YOUR OBJECTIVE - Retype each record below word for word. Leave the pictures out.

Recorded data
○ ○ ○ ○ ○

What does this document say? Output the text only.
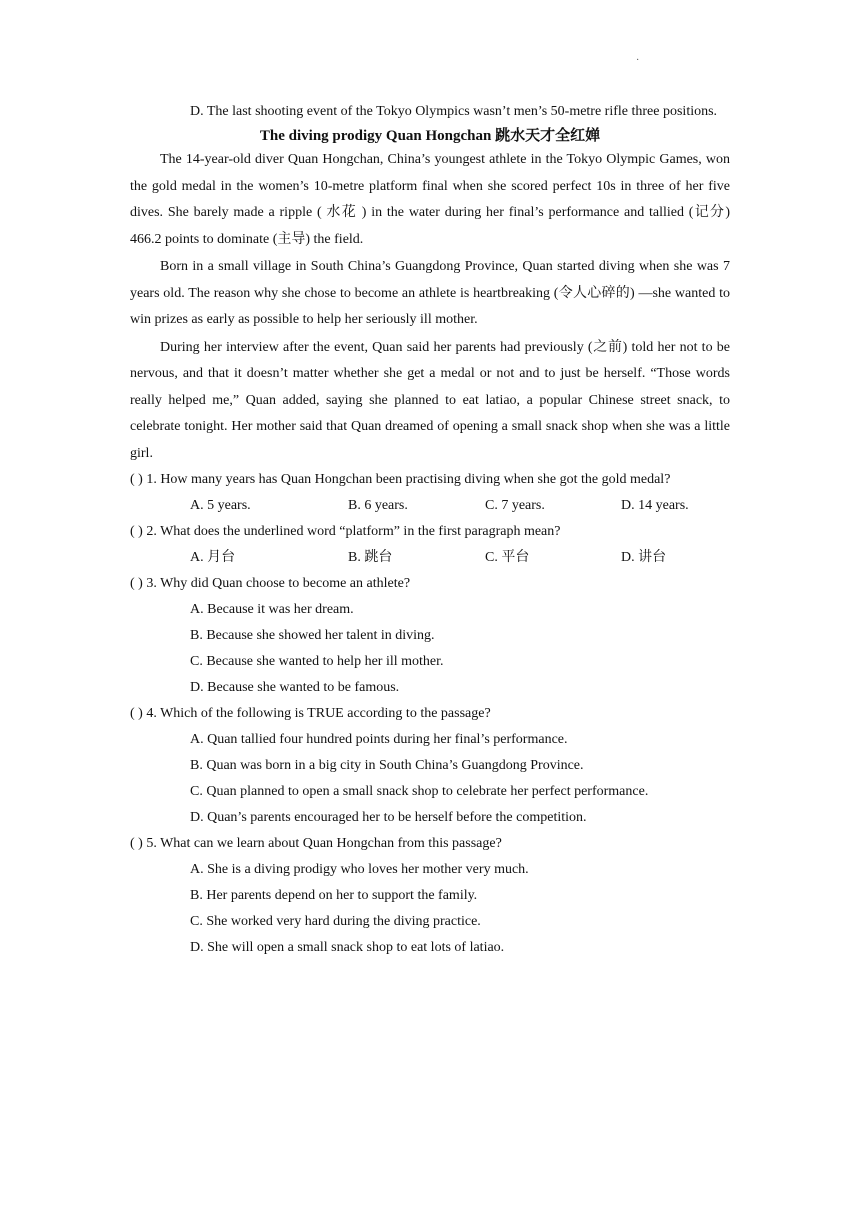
·

D. The last shooting event of the Tokyo Olympics wasn’t men’s 50-metre rifle three positions.

The diving prodigy Quan Hongchan 跳水天才全红婵

The 14-year-old diver Quan Hongchan, China’s youngest athlete in the Tokyo Olympic Games, won the gold medal in the women’s 10-metre platform final when she scored perfect 10s in three of her five dives. She barely made a ripple ( 水花 ) in the water during her final’s performance and tallied (记分) 466.2 points to dominate (主导) the field.

Born in a small village in South China’s Guangdong Province, Quan started diving when she was 7 years old. The reason why she chose to become an athlete is heartbreaking (令人心碎的) —she wanted to win prizes as early as possible to help her seriously ill mother.

During her interview after the event, Quan said her parents had previously (之前) told her not to be nervous, and that it doesn’t matter whether she get a medal or not and to just be herself. “Those words really helped me,” Quan added, saying she planned to eat latiao, a popular Chinese street snack, to celebrate tonight. Her mother said that Quan dreamed of opening a small snack shop when she was a little girl.

( ) 1. How many years has Quan Hongchan been practising diving when she got the gold medal?

A. 5 years.	B. 6 years.	C. 7 years.	D. 14 years.

( ) 2. What does the underlined word “platform” in the first paragraph mean?

A. 月台	B. 跳台	C. 平台	D. 讲台

( ) 3. Why did Quan choose to become an athlete?

A. Because it was her dream.

B. Because she showed her talent in diving.

C. Because she wanted to help her ill mother.

D. Because she wanted to be famous.

( ) 4. Which of the following is TRUE according to the passage?

A. Quan tallied four hundred points during her final’s performance.

B. Quan was born in a big city in South China’s Guangdong Province.

C. Quan planned to open a small snack shop to celebrate her perfect performance.

D. Quan’s parents encouraged her to be herself before the competition.

( ) 5. What can we learn about Quan Hongchan from this passage?

A. She is a diving prodigy who loves her mother very much.

B. Her parents depend on her to support the family.

C. She worked very hard during the diving practice.

D. She will open a small snack shop to eat lots of latiao.
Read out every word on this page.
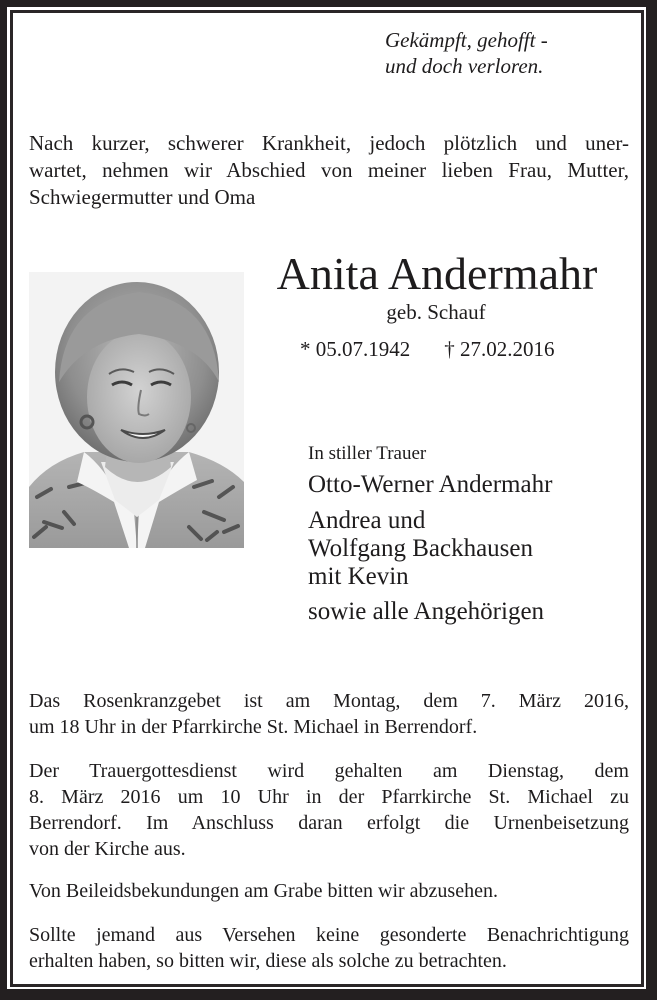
Gekämpft, gehofft -
und doch verloren.
Nach kurzer, schwerer Krankheit, jedoch plötzlich und uner-
wartet, nehmen wir Abschied von meiner lieben Frau, Mutter,
Schwiegermutter und Oma
Anita Andermahr
geb. Schauf
* 05.07.1942 † 27.02.2016
In stiller Trauer
Otto-Werner Andermahr
Andrea und
Wolfgang Backhausen
mit Kevin
sowie alle Angehörigen
Das Rosenkranzgebet ist am Montag, dem 7. März 2016,
um 18 Uhr in der Pfarrkirche St. Michael in Berrendorf.
Der Trauergottesdienst wird gehalten am Dienstag, dem
8. März 2016 um 10 Uhr in der Pfarrkirche St. Michael zu
Berrendorf. Im Anschluss daran erfolgt die Urnenbeisetzung
von der Kirche aus.
Von Beileidsbekundungen am Grabe bitten wir abzusehen.
Sollte jemand aus Versehen keine gesonderte Benachrichtigung
erhalten haben, so bitten wir, diese als solche zu betrachten.
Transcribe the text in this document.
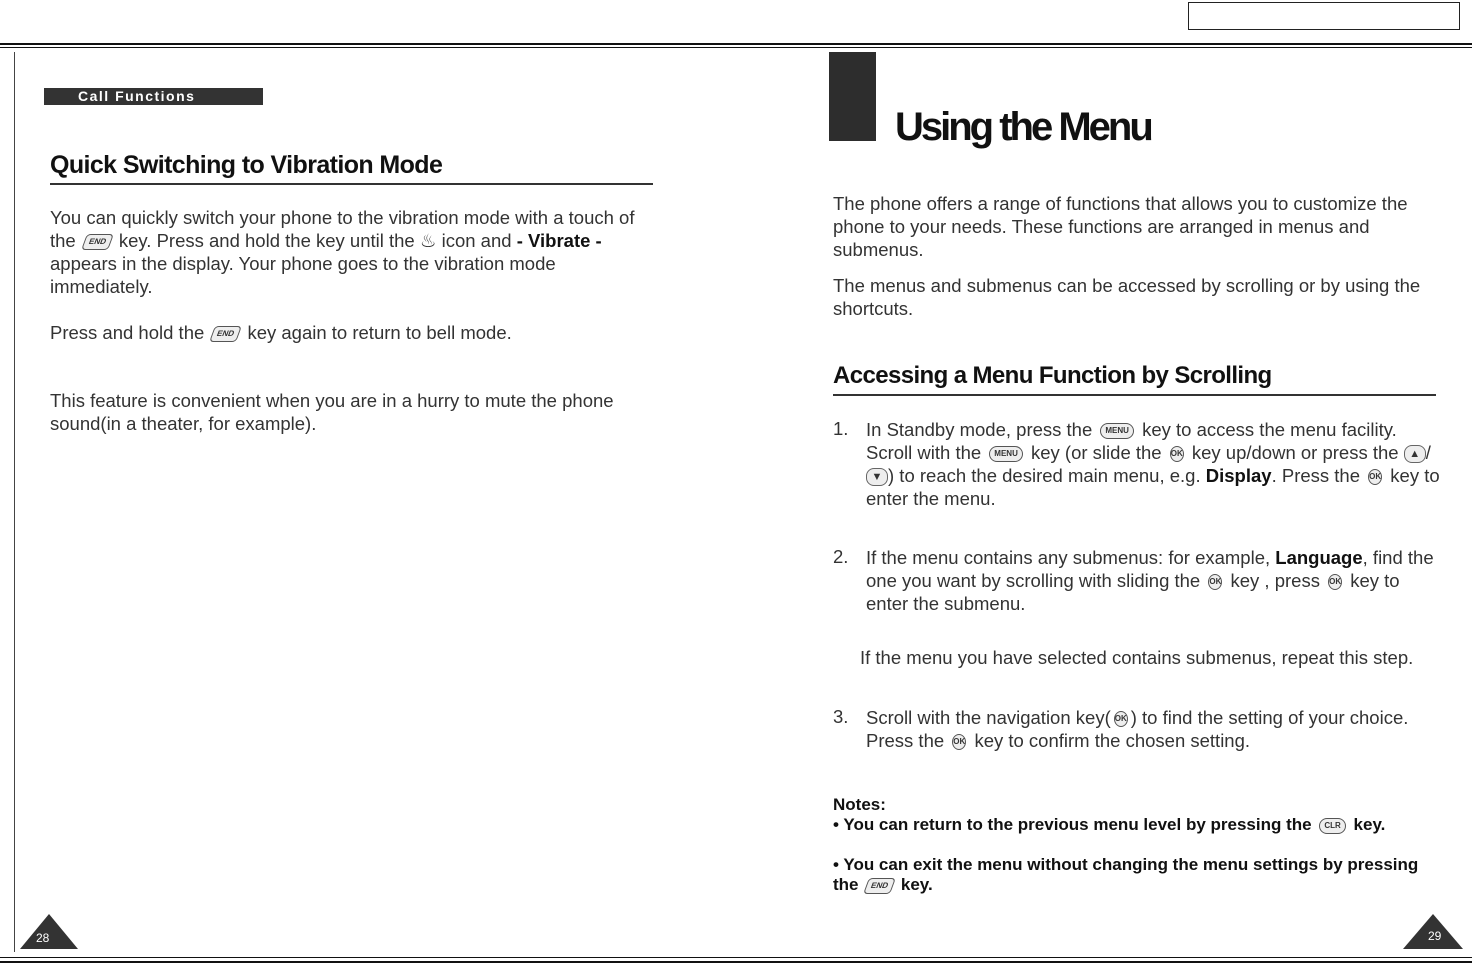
Call Functions
Quick Switching to Vibration Mode
You can quickly switch your phone to the vibration mode with a touch of the END key. Press and hold the key until the ♨ icon and - Vibrate - appears in the display. Your phone goes to the vibration mode immediately.
Press and hold the END key again to return to bell mode.
This feature is convenient when you are in a hurry to mute the phone sound(in a theater, for example).
28
Using the Menu
The phone offers a range of functions that allows you to customize the phone to your needs. These functions are arranged in menus and submenus.
The menus and submenus can be accessed by scrolling or by using the shortcuts.
Accessing a Menu Function by Scrolling
1. In Standby mode, press the MENU key to access the menu facility. Scroll with the MENU key (or slide the OK key up/down or press the ▲ / ▼ ) to reach the desired main menu, e.g. Display. Press the OK key to enter the menu.
2. If the menu contains any submenus: for example, Language, find the one you want by scrolling with sliding the OK key , press OK key to enter the submenu.
If the menu you have selected contains submenus, repeat this step.
3. Scroll with the navigation key( OK ) to find the setting of your choice. Press the OK key to confirm the chosen setting.
Notes:
• You can return to the previous menu level by pressing the CLR key.
• You can exit the menu without changing the menu settings by pressing the END key.
29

○ ○ ○ ○ ○

ANSWER BELOW -
What does this document say? Output the text only.
·

D. The last shooting event of the Tokyo Olympics wasn’t men’s 50-metre rifle three positions.

The diving prodigy Quan Hongchan 跳水天才全红婵

The 14-year-old diver Quan Hongchan, China’s youngest athlete in the Tokyo Olympic Games, won the gold medal in the women’s 10-metre platform final when she scored perfect 10s in three of her five dives. She barely made a ripple ( 水花 ) in the water during her final’s performance and tallied (记分) 466.2 points to dominate (主导) the field.

Born in a small village in South China’s Guangdong Province, Quan started diving when she was 7 years old. The reason why she chose to become an athlete is heartbreaking (令人心碎的) —she wanted to win prizes as early as possible to help her seriously ill mother.

During her interview after the event, Quan said her parents had previously (之前) told her not to be nervous, and that it doesn’t matter whether she get a medal or not and to just be herself. “Those words really helped me,” Quan added, saying she planned to eat latiao, a popular Chinese street snack, to celebrate tonight. Her mother said that Quan dreamed of opening a small snack shop when she was a little girl.

( ) 1. How many years has Quan Hongchan been practising diving when she got the gold medal?

A. 5 years.	B. 6 years.	C. 7 years.	D. 14 years.

( ) 2. What does the underlined word “platform” in the first paragraph mean?

A. 月台	B. 跳台	C. 平台	D. 讲台

( ) 3. Why did Quan choose to become an athlete?

A. Because it was her dream.

B. Because she showed her talent in diving.

C. Because she wanted to help her ill mother.

D. Because she wanted to be famous.

( ) 4. Which of the following is TRUE according to the passage?

A. Quan tallied four hundred points during her final’s performance.

B. Quan was born in a big city in South China’s Guangdong Province.

C. Quan planned to open a small snack shop to celebrate her perfect performance.

D. Quan’s parents encouraged her to be herself before the competition.

( ) 5. What can we learn about Quan Hongchan from this passage?

A. She is a diving prodigy who loves her mother very much.

B. Her parents depend on her to support the family.

C. She worked very hard during the diving practice.

D. She will open a small snack shop to eat lots of latiao.
Read out every word on this page.
Gekämpft, gehofft -
und doch verloren.
Nach kurzer, schwerer Krankheit, jedoch plötzlich und uner-
wartet, nehmen wir Abschied von meiner lieben Frau, Mutter,
Schwiegermutter und Oma
Anita Andermahr
geb. Schauf
* 05.07.1942 † 27.02.2016
In stiller Trauer
Otto-Werner Andermahr
Andrea und
Wolfgang Backhausen
mit Kevin
sowie alle Angehörigen
Das Rosenkranzgebet ist am Montag, dem 7. März 2016,
um 18 Uhr in der Pfarrkirche St. Michael in Berrendorf.
Der Trauergottesdienst wird gehalten am Dienstag, dem
8. März 2016 um 10 Uhr in der Pfarrkirche St. Michael zu
Berrendorf. Im Anschluss daran erfolgt die Urnenbeisetzung
von der Kirche aus.
Von Beileidsbekundungen am Grabe bitten wir abzusehen.
Sollte jemand aus Versehen keine gesonderte Benachrichtigung
erhalten haben, so bitten wir, diese als solche zu betrachten.
Transcribe the text in this document.
Call Functions
Quick Switching to Vibration Mode
You can quickly switch your phone to the vibration mode with a touch of the END key. Press and hold the key until the ♨ icon and - Vibrate - appears in the display. Your phone goes to the vibration mode immediately.
Press and hold the END key again to return to bell mode.
This feature is convenient when you are in a hurry to mute the phone sound(in a theater, for example).
28
Using the Menu
The phone offers a range of functions that allows you to customize the phone to your needs. These functions are arranged in menus and submenus.
The menus and submenus can be accessed by scrolling or by using the shortcuts.
Accessing a Menu Function by Scrolling
1. In Standby mode, press the MENU key to access the menu facility. Scroll with the MENU key (or slide the OK key up/down or press the ▲ / ▼ ) to reach the desired main menu, e.g. Display. Press the OK key to enter the menu.
2. If the menu contains any submenus: for example, Language, find the one you want by scrolling with sliding the OK key , press OK key to enter the submenu.
If the menu you have selected contains submenus, repeat this step.
3. Scroll with the navigation key( OK ) to find the setting of your choice. Press the OK key to confirm the chosen setting.
Notes:
• You can return to the previous menu level by pressing the CLR key.
• You can exit the menu without changing the menu settings by pressing the END key.
29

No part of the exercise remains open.